- _Problems_:
A. Condense the paragraph beginning "For a good few miles" in the North Carolina high country piece into a short list that keeps its main facts.
B. In the North Carolina high country piece, what color is the morning sky compared to?
C. Write the next few paragraphs of the North Carolina high country piece, continuing after its last sentence.

- _Supplied text_:

◇ ◇ ◇ ◇ ◇

Written by Roger McCredie | Photos by Oby Morgan
Even without snow on the ground, there’s a bleak beauty to the North Carolina high country in winter. The landscape is the flat gray-brown of bare trees and fallen leaves, with the occasional dark green of conifers, all rendered duller this morning by a sky the color of cement.
And it’s cold. Not biting, wind-whipped, take-your-breath-away cold, but the still, heavy kind that seeps into everything.
For a good few miles, heading northeast up beyond Burnsville, the landscape with its indifferent sky is all there is. And truth to tell, that’s almost all there used to be, between here and the college town of Boone, until about half a century ago when two things happened: (1) some ambitious developers decided Western North Carolina could compete with New England and the Rockies as a skiing destination; and (2) some equally ambitious arborists decided the topography, which wasn’t good for much else, could support plantations of Fraser firs and help furnish America with Christmas trees.

◇ ◇ ◇ ◇ ◇

- _Raw data_:
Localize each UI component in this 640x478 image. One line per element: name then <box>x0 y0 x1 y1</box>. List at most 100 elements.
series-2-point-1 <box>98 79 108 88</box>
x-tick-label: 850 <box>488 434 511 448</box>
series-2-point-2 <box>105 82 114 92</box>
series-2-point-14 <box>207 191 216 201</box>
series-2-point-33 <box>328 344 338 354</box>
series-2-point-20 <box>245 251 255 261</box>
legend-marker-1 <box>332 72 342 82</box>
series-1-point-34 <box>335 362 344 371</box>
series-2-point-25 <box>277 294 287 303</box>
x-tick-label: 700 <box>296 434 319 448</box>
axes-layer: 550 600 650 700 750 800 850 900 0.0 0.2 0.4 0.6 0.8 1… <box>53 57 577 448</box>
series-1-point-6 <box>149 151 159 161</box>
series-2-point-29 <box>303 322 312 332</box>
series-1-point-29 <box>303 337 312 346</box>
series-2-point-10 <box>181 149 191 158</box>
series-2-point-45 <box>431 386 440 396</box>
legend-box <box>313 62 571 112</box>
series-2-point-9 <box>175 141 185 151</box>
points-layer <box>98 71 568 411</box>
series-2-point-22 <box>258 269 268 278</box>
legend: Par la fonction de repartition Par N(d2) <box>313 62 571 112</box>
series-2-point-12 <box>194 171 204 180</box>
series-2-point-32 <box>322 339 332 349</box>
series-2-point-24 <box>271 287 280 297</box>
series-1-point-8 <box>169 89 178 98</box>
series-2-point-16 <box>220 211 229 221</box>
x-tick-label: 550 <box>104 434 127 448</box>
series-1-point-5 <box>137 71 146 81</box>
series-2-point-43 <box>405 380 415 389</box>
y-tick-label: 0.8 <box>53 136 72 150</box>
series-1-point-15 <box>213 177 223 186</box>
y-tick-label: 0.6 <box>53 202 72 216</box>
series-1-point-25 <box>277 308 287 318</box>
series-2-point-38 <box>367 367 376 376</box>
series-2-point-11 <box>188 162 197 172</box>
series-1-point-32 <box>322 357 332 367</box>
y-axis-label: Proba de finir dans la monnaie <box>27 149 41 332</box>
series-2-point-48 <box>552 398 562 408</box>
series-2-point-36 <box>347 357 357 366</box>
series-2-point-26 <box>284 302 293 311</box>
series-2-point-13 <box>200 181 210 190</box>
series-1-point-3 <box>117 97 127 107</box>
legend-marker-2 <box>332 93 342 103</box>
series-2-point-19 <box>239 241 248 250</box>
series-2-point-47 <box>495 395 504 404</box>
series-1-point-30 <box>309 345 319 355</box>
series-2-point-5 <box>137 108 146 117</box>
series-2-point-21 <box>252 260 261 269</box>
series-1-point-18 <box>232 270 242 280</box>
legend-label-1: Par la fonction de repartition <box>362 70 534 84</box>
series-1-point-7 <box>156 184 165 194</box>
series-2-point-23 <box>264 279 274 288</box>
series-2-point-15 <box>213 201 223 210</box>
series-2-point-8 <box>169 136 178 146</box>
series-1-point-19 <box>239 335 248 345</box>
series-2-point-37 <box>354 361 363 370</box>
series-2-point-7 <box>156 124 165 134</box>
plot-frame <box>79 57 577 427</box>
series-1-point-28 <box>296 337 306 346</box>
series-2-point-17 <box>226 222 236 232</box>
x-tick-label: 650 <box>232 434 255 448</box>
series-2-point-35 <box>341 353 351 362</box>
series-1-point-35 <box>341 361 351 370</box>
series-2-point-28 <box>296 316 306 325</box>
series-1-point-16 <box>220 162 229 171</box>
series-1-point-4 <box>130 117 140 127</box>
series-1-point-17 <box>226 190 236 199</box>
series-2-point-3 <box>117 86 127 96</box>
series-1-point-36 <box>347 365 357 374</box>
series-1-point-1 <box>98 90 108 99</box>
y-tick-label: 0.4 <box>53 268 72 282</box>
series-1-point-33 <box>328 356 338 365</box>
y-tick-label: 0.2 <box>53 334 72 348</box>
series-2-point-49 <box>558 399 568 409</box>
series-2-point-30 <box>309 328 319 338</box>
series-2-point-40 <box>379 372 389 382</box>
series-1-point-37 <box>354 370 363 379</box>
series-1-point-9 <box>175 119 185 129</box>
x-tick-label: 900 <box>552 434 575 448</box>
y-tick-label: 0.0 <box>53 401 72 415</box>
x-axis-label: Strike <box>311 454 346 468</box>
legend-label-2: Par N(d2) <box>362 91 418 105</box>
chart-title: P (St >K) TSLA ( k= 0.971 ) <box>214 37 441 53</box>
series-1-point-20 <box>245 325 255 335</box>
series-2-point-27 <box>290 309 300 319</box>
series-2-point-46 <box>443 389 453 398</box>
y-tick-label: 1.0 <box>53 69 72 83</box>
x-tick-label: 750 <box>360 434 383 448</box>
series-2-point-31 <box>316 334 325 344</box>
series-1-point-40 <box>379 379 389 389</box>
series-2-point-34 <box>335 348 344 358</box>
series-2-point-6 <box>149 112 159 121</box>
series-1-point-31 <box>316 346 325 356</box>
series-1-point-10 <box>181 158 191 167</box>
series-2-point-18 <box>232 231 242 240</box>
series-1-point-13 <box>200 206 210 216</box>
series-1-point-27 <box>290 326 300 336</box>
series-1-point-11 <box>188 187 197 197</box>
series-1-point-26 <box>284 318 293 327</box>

◇ ◇ ◇ ◇ ◇

- _The replies_:
A.
- Heading northeast beyond Burnsville, the view for miles is only the landscape and the dull sky.
- Until about fifty years ago, there was little else between there and the college town of Boone.
- Then two things changed the area:
  1. Developers set out to make Western North Carolina a skiing destination to rival New England and the Rockies.
  2. Arborists decided the terrain could support Fraser fir plantations that would supply Christmas trees across America.

B. Cement.

C.
The ski resort business, which was launched with the opening of Cataloochee and Wolf Laurel to the southwest, spread to the high country almost immediately. First there was Beech Mountain, then Sugar Mountain, then Sapphire Valley, and a spate of others, some now defunct. As for the Christmas trees, Avery County—where we’re headed—is at the epicenter of that industry: North Carolina ranks second in the United States in terms of trees harvested and cash receipts, generated by some 400 growers statewide.
Which makes for an interesting economic narrative, but has only marginally to do with why we’re going to Avery County on this cold, gray January morning.
We mentioned earlier that before the skis and the trees there was almost nothing going on, businesswise, in these parts. But we’re going to visit an establishment that’s been alive and well and quietly flourishing here for almost 70 years: Vaughan’s Blue Ridge Nursery, on the fringe of the hamlet of Pineola, which is really an unincorporated neighborhood centered on the intersection of U.S. 221 and state highway 181. In the early 1900s there was a large sawmill in Pineola, and at one time the East Tennessee and Western North Carolina Railroad—better known as “Tweetsie”—passed through, but it abandoned Pineola in 1939. Vaughan’s came along eight years later.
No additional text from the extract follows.